§ **Exercise goal**
Reproduce the listing below verbatim.

· · · · ·

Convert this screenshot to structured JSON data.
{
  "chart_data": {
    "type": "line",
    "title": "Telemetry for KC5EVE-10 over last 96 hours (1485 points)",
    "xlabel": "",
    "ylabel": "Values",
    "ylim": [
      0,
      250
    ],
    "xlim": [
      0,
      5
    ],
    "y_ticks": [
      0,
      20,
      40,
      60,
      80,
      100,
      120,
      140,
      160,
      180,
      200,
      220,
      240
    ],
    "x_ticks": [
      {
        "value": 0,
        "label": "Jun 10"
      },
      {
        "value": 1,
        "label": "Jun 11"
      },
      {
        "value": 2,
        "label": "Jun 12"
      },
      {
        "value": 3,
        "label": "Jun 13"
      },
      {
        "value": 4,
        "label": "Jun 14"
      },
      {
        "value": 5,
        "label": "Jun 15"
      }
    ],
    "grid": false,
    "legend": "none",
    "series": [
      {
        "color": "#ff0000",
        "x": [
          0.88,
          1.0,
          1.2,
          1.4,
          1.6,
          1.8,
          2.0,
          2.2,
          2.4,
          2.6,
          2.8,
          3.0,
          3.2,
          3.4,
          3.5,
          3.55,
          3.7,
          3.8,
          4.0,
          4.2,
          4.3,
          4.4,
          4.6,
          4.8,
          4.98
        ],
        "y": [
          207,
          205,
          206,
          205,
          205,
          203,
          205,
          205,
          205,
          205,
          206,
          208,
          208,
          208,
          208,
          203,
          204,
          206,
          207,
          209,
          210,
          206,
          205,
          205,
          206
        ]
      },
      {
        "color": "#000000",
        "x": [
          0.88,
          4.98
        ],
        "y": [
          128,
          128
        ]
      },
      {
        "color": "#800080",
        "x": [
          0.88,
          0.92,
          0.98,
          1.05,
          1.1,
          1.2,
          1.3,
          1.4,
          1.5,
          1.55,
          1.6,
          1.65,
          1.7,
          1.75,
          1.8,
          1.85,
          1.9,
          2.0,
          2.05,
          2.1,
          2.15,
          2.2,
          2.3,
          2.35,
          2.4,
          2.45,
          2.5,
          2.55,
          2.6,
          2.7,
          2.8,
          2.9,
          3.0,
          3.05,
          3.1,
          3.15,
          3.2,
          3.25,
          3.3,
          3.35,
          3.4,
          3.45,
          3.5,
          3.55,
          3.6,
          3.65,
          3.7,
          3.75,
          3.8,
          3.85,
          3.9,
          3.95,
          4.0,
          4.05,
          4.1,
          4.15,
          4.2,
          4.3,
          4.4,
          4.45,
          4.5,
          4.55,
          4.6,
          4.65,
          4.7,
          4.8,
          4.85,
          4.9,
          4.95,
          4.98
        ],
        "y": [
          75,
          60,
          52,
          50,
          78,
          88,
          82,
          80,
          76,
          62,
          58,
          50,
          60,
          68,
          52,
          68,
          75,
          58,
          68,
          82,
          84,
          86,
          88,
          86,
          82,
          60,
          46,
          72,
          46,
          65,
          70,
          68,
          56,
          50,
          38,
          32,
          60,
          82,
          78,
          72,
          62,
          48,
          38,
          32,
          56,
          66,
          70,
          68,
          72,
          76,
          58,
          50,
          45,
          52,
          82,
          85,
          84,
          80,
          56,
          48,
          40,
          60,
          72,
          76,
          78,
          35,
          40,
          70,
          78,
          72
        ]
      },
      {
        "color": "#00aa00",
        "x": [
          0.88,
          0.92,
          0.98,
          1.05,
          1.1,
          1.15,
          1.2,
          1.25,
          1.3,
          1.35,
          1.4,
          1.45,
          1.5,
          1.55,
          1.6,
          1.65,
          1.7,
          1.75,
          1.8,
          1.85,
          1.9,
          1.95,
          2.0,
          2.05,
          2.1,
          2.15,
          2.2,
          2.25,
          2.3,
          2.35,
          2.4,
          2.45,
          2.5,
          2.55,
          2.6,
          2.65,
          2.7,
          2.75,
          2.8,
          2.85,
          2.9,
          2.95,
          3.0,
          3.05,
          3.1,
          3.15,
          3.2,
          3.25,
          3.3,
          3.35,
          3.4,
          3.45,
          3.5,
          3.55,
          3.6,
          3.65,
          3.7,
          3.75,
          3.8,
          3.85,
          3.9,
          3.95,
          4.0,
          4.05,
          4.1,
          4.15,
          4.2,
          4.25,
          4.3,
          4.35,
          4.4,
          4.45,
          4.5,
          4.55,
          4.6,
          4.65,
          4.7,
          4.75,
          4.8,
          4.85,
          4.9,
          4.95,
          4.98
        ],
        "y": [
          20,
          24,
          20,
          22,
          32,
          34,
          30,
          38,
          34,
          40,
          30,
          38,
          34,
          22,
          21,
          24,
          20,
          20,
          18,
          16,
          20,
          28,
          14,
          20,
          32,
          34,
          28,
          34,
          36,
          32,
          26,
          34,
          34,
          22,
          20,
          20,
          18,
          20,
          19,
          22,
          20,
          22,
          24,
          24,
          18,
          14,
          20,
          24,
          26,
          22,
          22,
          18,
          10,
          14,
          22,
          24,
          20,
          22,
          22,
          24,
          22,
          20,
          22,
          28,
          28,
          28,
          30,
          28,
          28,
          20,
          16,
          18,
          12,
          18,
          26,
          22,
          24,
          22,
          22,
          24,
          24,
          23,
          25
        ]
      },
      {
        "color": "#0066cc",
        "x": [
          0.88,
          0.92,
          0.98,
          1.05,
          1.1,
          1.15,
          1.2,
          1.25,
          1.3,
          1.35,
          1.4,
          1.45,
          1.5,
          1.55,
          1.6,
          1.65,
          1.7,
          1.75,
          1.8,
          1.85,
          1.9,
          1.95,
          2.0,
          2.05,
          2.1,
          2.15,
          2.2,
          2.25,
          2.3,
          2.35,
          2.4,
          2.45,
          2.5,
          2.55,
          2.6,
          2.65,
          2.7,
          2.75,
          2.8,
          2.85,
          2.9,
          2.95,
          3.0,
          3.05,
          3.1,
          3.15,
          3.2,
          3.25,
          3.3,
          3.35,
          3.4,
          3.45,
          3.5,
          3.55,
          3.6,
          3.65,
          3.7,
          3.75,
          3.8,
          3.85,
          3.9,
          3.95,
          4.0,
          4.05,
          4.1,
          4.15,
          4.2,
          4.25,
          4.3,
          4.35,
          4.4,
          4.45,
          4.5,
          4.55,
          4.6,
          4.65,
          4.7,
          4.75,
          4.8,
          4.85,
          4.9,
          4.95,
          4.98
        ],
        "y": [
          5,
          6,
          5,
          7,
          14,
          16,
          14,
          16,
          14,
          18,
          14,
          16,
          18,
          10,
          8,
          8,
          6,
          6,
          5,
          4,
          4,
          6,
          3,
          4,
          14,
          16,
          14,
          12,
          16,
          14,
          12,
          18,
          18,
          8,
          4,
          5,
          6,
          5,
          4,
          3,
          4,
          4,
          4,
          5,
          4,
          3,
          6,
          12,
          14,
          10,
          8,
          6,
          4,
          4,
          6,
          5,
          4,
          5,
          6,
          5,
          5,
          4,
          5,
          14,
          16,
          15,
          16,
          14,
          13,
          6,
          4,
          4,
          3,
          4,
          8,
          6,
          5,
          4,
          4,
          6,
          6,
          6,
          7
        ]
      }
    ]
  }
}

· · · · ·

§ **Written solution**
Convert this screenshot to structured JSON data.
{
  "chart_data": {
    "type": "line",
    "title": "Telemetry for KC5EVE-10 over last 96 hours (1485 points)",
    "xlabel": "",
    "ylabel": "Values",
    "ylim": [
      0,
      250
    ],
    "xlim": [
      0,
      5
    ],
    "y_ticks": [
      0,
      20,
      40,
      60,
      80,
      100,
      120,
      140,
      160,
      180,
      200,
      220,
      240
    ],
    "x_ticks": [
      {
        "value": 0,
        "label": "Jun 10"
      },
      {
        "value": 1,
        "label": "Jun 11"
      },
      {
        "value": 2,
        "label": "Jun 12"
      },
      {
        "value": 3,
        "label": "Jun 13"
      },
      {
        "value": 4,
        "label": "Jun 14"
      },
      {
        "value": 5,
        "label": "Jun 15"
      }
    ],
    "grid": false,
    "legend": "none",
    "series": [
      {
        "color": "#ff0000",
        "x": [
          0.88,
          1.0,
          1.2,
          1.4,
          1.6,
          1.8,
          2.0,
          2.2,
          2.4,
          2.6,
          2.8,
          3.0,
          3.2,
          3.4,
          3.5,
          3.55,
          3.7,
          3.8,
          4.0,
          4.2,
          4.3,
          4.4,
          4.6,
          4.8,
          4.98
        ],
        "y": [
          207,
          205,
          206,
          205,
          205,
          203,
          205,
          205,
          205,
          205,
          206,
          208,
          208,
          208,
          208,
          203,
          204,
          206,
          207,
          209,
          210,
          206,
          205,
          205,
          206
        ]
      },
      {
        "color": "#000000",
        "x": [
          0.88,
          4.98
        ],
        "y": [
          128,
          128
        ]
      },
      {
        "color": "#800080",
        "x": [
          0.88,
          0.92,
          0.98,
          1.05,
          1.1,
          1.2,
          1.3,
          1.4,
          1.5,
          1.55,
          1.6,
          1.65,
          1.7,
          1.75,
          1.8,
          1.85,
          1.9,
          2.0,
          2.05,
          2.1,
          2.15,
          2.2,
          2.3,
          2.35,
          2.4,
          2.45,
          2.5,
          2.55,
          2.6,
          2.7,
          2.8,
          2.9,
          3.0,
          3.05,
          3.1,
          3.15,
          3.2,
          3.25,
          3.3,
          3.35,
          3.4,
          3.45,
          3.5,
          3.55,
          3.6,
          3.65,
          3.7,
          3.75,
          3.8,
          3.85,
          3.9,
          3.95,
          4.0,
          4.05,
          4.1,
          4.15,
          4.2,
          4.3,
          4.4,
          4.45,
          4.5,
          4.55,
          4.6,
          4.65,
          4.7,
          4.8,
          4.85,
          4.9,
          4.95,
          4.98
        ],
        "y": [
          75,
          60,
          52,
          50,
          78,
          88,
          82,
          80,
          76,
          62,
          58,
          50,
          60,
          68,
          52,
          68,
          75,
          58,
          68,
          82,
          84,
          86,
          88,
          86,
          82,
          60,
          46,
          72,
          46,
          65,
          70,
          68,
          56,
          50,
          38,
          32,
          60,
          82,
          78,
          72,
          62,
          48,
          38,
          32,
          56,
          66,
          70,
          68,
          72,
          76,
          58,
          50,
          45,
          52,
          82,
          85,
          84,
          80,
          56,
          48,
          40,
          60,
          72,
          76,
          78,
          35,
          40,
          70,
          78,
          72
        ]
      },
      {
        "color": "#00aa00",
        "x": [
          0.88,
          0.92,
          0.98,
          1.05,
          1.1,
          1.15,
          1.2,
          1.25,
          1.3,
          1.35,
          1.4,
          1.45,
          1.5,
          1.55,
          1.6,
          1.65,
          1.7,
          1.75,
          1.8,
          1.85,
          1.9,
          1.95,
          2.0,
          2.05,
          2.1,
          2.15,
          2.2,
          2.25,
          2.3,
          2.35,
          2.4,
          2.45,
          2.5,
          2.55,
          2.6,
          2.65,
          2.7,
          2.75,
          2.8,
          2.85,
          2.9,
          2.95,
          3.0,
          3.05,
          3.1,
          3.15,
          3.2,
          3.25,
          3.3,
          3.35,
          3.4,
          3.45,
          3.5,
          3.55,
          3.6,
          3.65,
          3.7,
          3.75,
          3.8,
          3.85,
          3.9,
          3.95,
          4.0,
          4.05,
          4.1,
          4.15,
          4.2,
          4.25,
          4.3,
          4.35,
          4.4,
          4.45,
          4.5,
          4.55,
          4.6,
          4.65,
          4.7,
          4.75,
          4.8,
          4.85,
          4.9,
          4.95,
          4.98
        ],
        "y": [
          20,
          24,
          20,
          22,
          32,
          34,
          30,
          38,
          34,
          40,
          30,
          38,
          34,
          22,
          21,
          24,
          20,
          20,
          18,
          16,
          20,
          28,
          14,
          20,
          32,
          34,
          28,
          34,
          36,
          32,
          26,
          34,
          34,
          22,
          20,
          20,
          18,
          20,
          19,
          22,
          20,
          22,
          24,
          24,
          18,
          14,
          20,
          24,
          26,
          22,
          22,
          18,
          10,
          14,
          22,
          24,
          20,
          22,
          22,
          24,
          22,
          20,
          22,
          28,
          28,
          28,
          30,
          28,
          28,
          20,
          16,
          18,
          12,
          18,
          26,
          22,
          24,
          22,
          22,
          24,
          24,
          23,
          25
        ]
      },
      {
        "color": "#0066cc",
        "x": [
          0.88,
          0.92,
          0.98,
          1.05,
          1.1,
          1.15,
          1.2,
          1.25,
          1.3,
          1.35,
          1.4,
          1.45,
          1.5,
          1.55,
          1.6,
          1.65,
          1.7,
          1.75,
          1.8,
          1.85,
          1.9,
          1.95,
          2.0,
          2.05,
          2.1,
          2.15,
          2.2,
          2.25,
          2.3,
          2.35,
          2.4,
          2.45,
          2.5,
          2.55,
          2.6,
          2.65,
          2.7,
          2.75,
          2.8,
          2.85,
          2.9,
          2.95,
          3.0,
          3.05,
          3.1,
          3.15,
          3.2,
          3.25,
          3.3,
          3.35,
          3.4,
          3.45,
          3.5,
          3.55,
          3.6,
          3.65,
          3.7,
          3.75,
          3.8,
          3.85,
          3.9,
          3.95,
          4.0,
          4.05,
          4.1,
          4.15,
          4.2,
          4.25,
          4.3,
          4.35,
          4.4,
          4.45,
          4.5,
          4.55,
          4.6,
          4.65,
          4.7,
          4.75,
          4.8,
          4.85,
          4.9,
          4.95,
          4.98
        ],
        "y": [
          5,
          6,
          5,
          7,
          14,
          16,
          14,
          16,
          14,
          18,
          14,
          16,
          18,
          10,
          8,
          8,
          6,
          6,
          5,
          4,
          4,
          6,
          3,
          4,
          14,
          16,
          14,
          12,
          16,
          14,
          12,
          18,
          18,
          8,
          4,
          5,
          6,
          5,
          4,
          3,
          4,
          4,
          4,
          5,
          4,
          3,
          6,
          12,
          14,
          10,
          8,
          6,
          4,
          4,
          6,
          5,
          4,
          5,
          6,
          5,
          5,
          4,
          5,
          14,
          16,
          15,
          16,
          14,
          13,
          6,
          4,
          4,
          3,
          4,
          8,
          6,
          5,
          4,
          4,
          6,
          6,
          6,
          7
        ]
      }
    ]
  }
}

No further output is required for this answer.